[Annotated element entries]
======
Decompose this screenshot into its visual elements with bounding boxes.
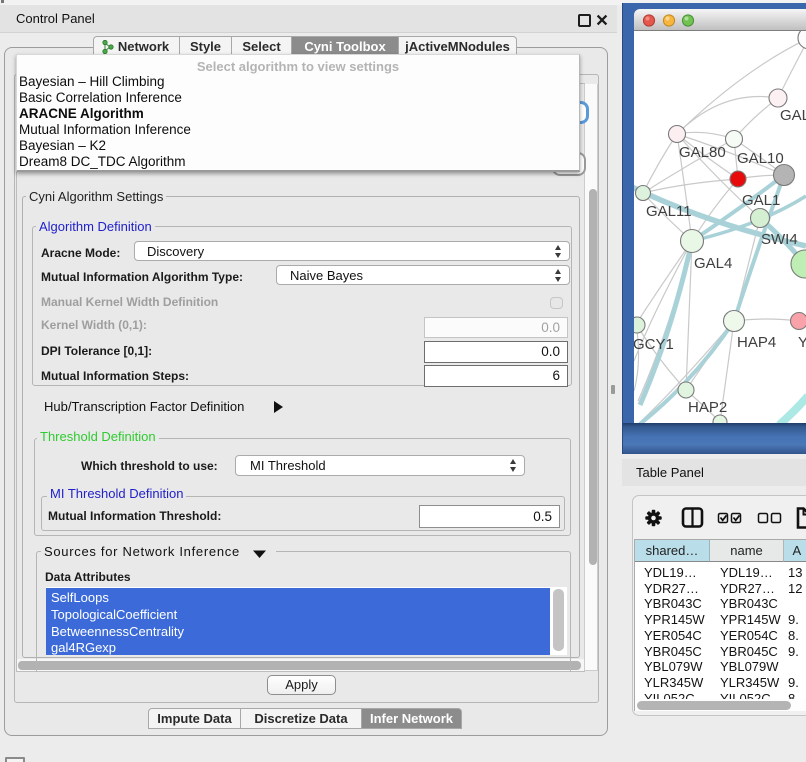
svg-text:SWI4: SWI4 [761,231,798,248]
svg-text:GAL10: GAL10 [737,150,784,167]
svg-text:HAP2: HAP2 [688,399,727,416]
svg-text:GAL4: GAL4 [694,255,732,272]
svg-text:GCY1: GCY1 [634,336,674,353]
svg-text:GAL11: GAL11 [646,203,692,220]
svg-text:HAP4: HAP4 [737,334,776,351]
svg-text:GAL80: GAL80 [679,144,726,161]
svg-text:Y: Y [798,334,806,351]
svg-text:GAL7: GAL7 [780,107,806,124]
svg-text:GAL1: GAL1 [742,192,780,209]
======
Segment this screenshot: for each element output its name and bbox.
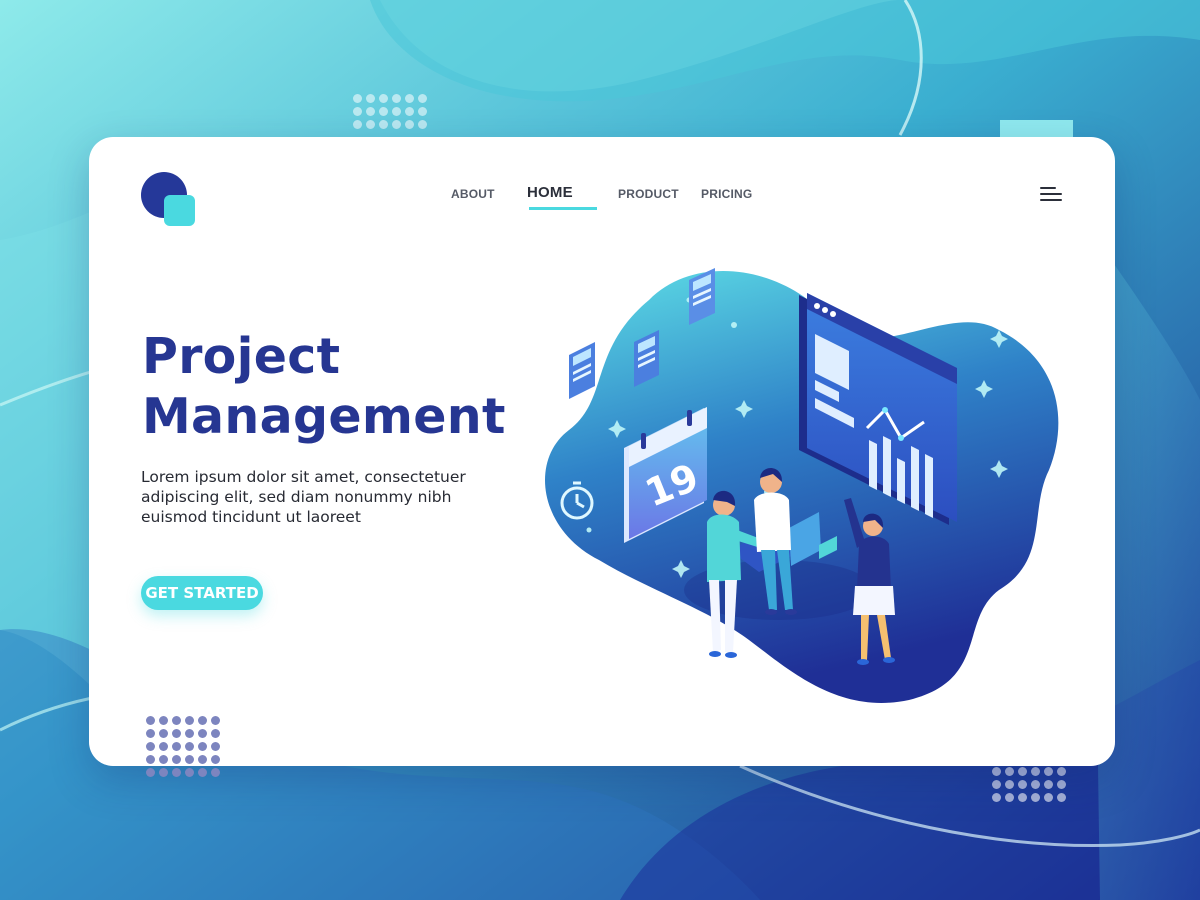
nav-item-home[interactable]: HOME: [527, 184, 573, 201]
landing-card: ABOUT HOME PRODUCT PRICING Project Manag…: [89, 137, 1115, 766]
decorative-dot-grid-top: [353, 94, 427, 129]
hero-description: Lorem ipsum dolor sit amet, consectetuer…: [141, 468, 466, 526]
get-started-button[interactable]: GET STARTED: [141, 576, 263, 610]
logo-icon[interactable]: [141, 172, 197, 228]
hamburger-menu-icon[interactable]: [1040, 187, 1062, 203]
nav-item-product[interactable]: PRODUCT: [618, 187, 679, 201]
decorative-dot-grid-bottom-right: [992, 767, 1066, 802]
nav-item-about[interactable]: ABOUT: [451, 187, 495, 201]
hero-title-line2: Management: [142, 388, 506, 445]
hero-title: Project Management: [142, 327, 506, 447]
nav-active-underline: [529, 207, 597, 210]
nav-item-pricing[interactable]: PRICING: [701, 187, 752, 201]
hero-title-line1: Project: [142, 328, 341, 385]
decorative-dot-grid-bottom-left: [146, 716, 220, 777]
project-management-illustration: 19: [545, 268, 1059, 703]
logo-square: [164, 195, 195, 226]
======
--- The exercise ---
Convert the lines into a JSON list of strings, one string per line, starting with the line containing "Decompose this screenshot" and continuing through the line containing "svg-text:GAL1: GAL1 [742,192,780,209]". Omit the pictures.

--- Expected answer ---
[
  "Decompose this screenshot into its visual elements with bounding boxes.",
  "svg-text:SWI4: SWI4 [761,231,798,248]",
  "svg-text:GAL10: GAL10 [737,150,784,167]",
  "svg-text:HAP2: HAP2 [688,399,727,416]",
  "svg-text:GAL4: GAL4 [694,255,732,272]",
  "svg-text:GCY1: GCY1 [634,336,674,353]",
  "svg-text:GAL11: GAL11 [646,203,692,220]",
  "svg-text:HAP4: HAP4 [737,334,776,351]",
  "svg-text:GAL80: GAL80 [679,144,726,161]",
  "svg-text:Y: Y [798,334,806,351]",
  "svg-text:GAL7: GAL7 [780,107,806,124]",
  "svg-text:GAL1: GAL1 [742,192,780,209]"
]